## Exercise details
Compile every line that includes the word "letter".

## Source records
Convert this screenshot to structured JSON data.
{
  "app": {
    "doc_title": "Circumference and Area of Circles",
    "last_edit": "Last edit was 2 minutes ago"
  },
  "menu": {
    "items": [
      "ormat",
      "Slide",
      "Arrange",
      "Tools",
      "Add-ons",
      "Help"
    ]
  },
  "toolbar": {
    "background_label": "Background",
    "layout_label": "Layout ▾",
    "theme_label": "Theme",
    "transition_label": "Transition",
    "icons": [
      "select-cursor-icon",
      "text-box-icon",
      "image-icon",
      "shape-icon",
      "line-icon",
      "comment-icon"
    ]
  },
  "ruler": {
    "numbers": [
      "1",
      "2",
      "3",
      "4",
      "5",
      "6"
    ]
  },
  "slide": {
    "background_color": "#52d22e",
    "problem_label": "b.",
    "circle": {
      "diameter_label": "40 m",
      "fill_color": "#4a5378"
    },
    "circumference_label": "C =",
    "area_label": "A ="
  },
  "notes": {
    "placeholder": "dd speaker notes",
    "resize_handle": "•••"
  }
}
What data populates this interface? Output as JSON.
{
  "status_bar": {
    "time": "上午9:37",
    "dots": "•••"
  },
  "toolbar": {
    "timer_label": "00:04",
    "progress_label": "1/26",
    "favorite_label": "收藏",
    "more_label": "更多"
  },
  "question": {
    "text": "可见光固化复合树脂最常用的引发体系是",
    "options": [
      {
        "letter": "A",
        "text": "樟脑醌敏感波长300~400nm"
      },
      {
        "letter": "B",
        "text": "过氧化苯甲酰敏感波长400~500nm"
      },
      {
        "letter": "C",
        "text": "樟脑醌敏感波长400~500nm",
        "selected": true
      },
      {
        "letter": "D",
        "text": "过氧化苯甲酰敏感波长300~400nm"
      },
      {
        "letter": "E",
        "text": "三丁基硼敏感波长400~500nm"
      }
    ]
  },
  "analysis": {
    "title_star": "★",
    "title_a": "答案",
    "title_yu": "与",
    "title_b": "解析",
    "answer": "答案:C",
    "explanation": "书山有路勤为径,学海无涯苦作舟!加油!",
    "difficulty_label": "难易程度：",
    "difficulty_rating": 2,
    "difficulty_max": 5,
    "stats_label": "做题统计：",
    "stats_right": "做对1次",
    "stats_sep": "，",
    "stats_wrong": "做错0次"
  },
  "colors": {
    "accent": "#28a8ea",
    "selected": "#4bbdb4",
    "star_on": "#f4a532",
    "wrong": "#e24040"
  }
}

## Written solution
        "letter": "A",
        "letter": "B",
        "letter": "C",
        "letter": "D",
        "letter": "E",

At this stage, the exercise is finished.